**PROBLEM REQUIREMENTS**
Without the pictures, give the entries below again exactly as written.

**DATA EXTRACT**
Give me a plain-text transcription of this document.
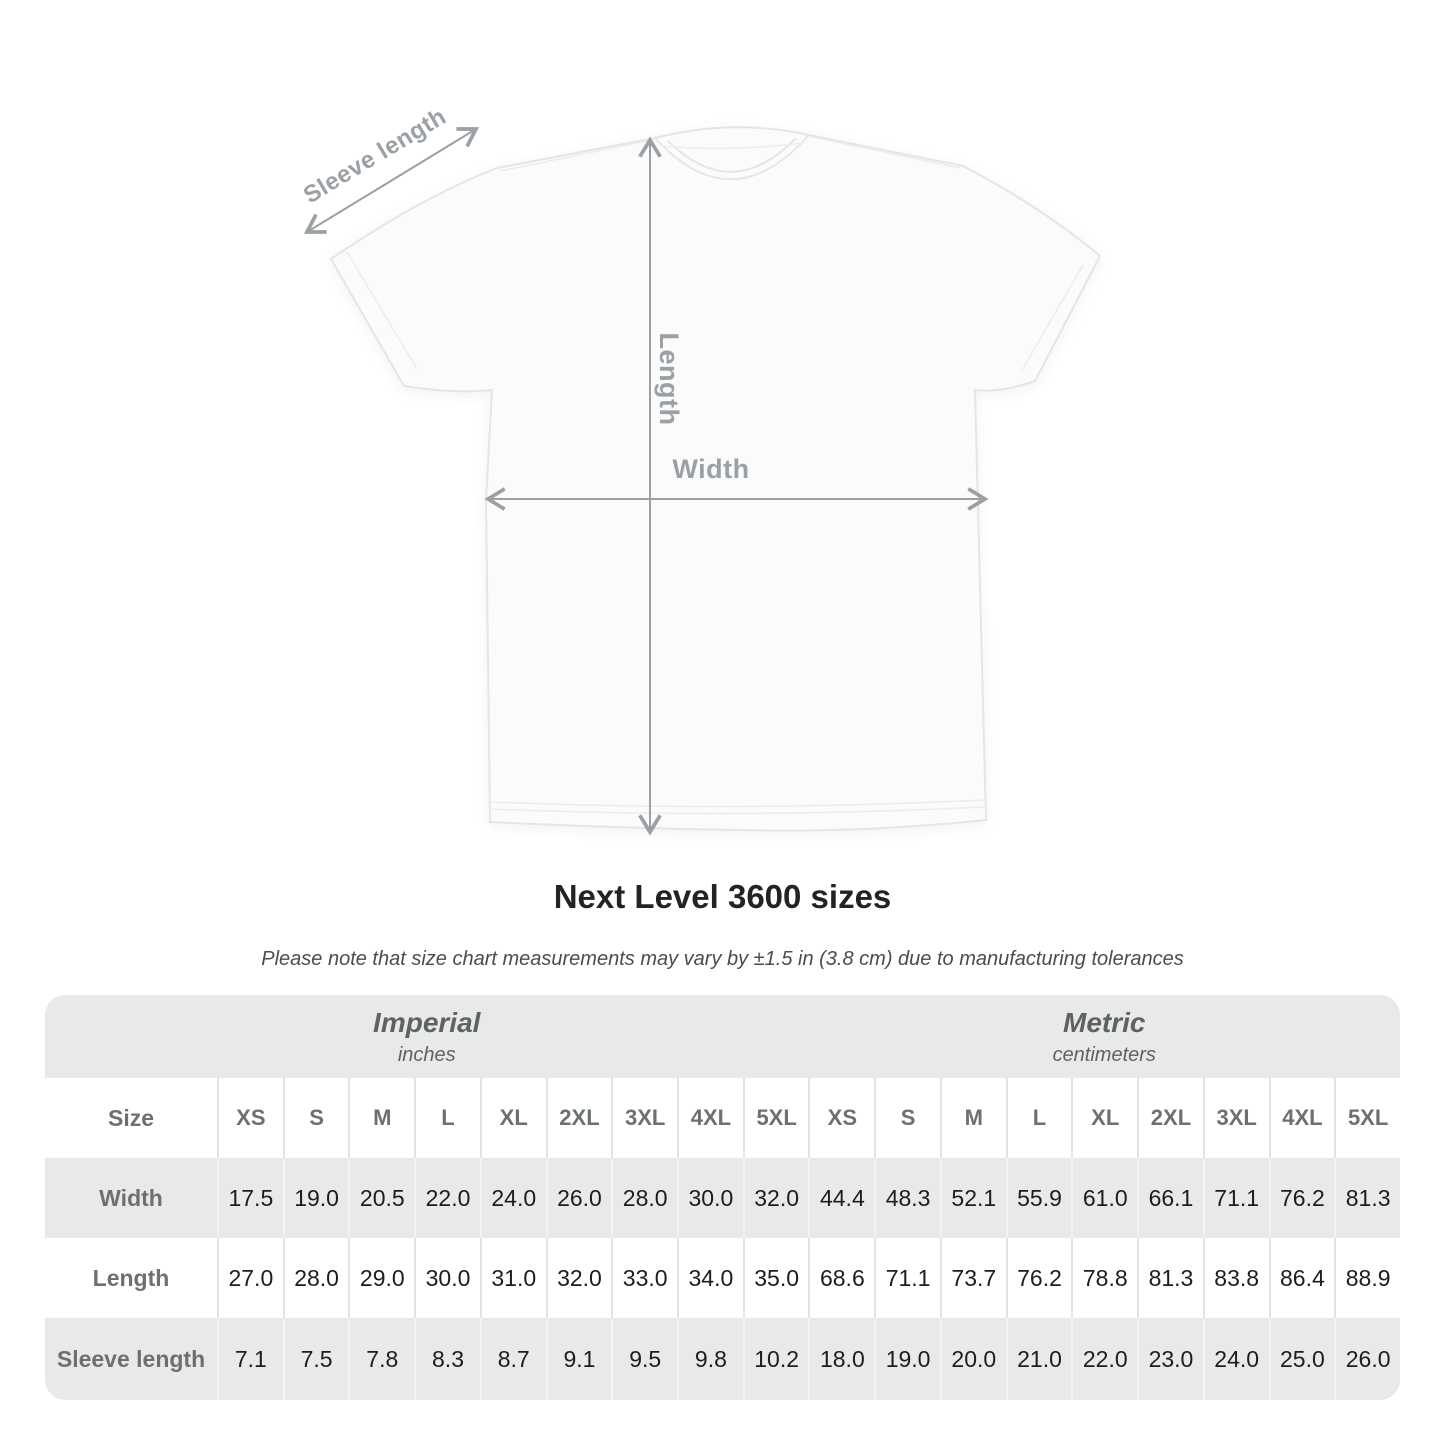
Sleeve length
Length
Width
Next Level 3600 sizes
Please note that size chart measurements may vary by ±1.5 in (3.8 cm) due to manufacturing tolerances
Imperial
inches
Metric
centimeters
Size	XS	S	M	L	XL	2XL	3XL	4XL	5XL	XS	S	M	L	XL	2XL	3XL	4XL	5XL
Width	17.5 19.0 20.5 22.0 24.0 26.0 28.0 30.0 32.0 44.4 48.3 52.1 55.9 61.0 66.1 71.1 76.2 81.3
Length	27.0 28.0 29.0 30.0 31.0 32.0 33.0 34.0 35.0 68.6 71.1 73.7 76.2 78.8 81.3 83.8 86.4 88.9
Sleeve length	7.1	7.5	7.8	8.3	8.7	9.1	9.5	9.8	10.2 18.0 19.0 20.0 21.0 22.0 23.0 24.0 25.0 26.0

**ANSWER TO THIS PROBLEM**
Give me a plain-text transcription of this document.
Sleeve length
Length
Width
Next Level 3600 sizes
Please note that size chart measurements may vary by ±1.5 in (3.8 cm) due to manufacturing tolerances
Imperial
inches
Metric
centimeters
Size	XS	S	M	L	XL	2XL	3XL	4XL	5XL	XS	S	M	L	XL	2XL	3XL	4XL	5XL
Width	17.5 19.0 20.5 22.0 24.0 26.0 28.0 30.0 32.0 44.4 48.3 52.1 55.9 61.0 66.1 71.1 76.2 81.3
Length	27.0 28.0 29.0 30.0 31.0 32.0 33.0 34.0 35.0 68.6 71.1 73.7 76.2 78.8 81.3 83.8 86.4 88.9
Sleeve length	7.1	7.5	7.8	8.3	8.7	9.1	9.5	9.8	10.2 18.0 19.0 20.0 21.0 22.0 23.0 24.0 25.0 26.0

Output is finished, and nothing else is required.